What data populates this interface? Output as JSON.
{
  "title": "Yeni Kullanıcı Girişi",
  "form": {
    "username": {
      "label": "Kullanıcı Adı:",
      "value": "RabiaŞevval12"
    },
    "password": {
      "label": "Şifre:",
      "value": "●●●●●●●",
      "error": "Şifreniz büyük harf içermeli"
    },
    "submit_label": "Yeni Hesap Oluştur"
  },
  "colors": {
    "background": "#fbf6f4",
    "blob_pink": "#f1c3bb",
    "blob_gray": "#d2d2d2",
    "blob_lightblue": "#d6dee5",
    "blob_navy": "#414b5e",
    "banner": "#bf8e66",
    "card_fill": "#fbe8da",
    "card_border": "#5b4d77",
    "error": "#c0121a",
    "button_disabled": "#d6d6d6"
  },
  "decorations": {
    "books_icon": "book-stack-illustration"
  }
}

— What the task requires —
All records above must be set down exactly, please.

— Exercise response —
What data populates this interface? Output as JSON.
{
  "title": "Yeni Kullanıcı Girişi",
  "form": {
    "username": {
      "label": "Kullanıcı Adı:",
      "value": "RabiaŞevval12"
    },
    "password": {
      "label": "Şifre:",
      "value": "●●●●●●●",
      "error": "Şifreniz büyük harf içermeli"
    },
    "submit_label": "Yeni Hesap Oluştur"
  },
  "colors": {
    "background": "#fbf6f4",
    "blob_pink": "#f1c3bb",
    "blob_gray": "#d2d2d2",
    "blob_lightblue": "#d6dee5",
    "blob_navy": "#414b5e",
    "banner": "#bf8e66",
    "card_fill": "#fbe8da",
    "card_border": "#5b4d77",
    "error": "#c0121a",
    "button_disabled": "#d6d6d6"
  },
  "decorations": {
    "books_icon": "book-stack-illustration"
  }
}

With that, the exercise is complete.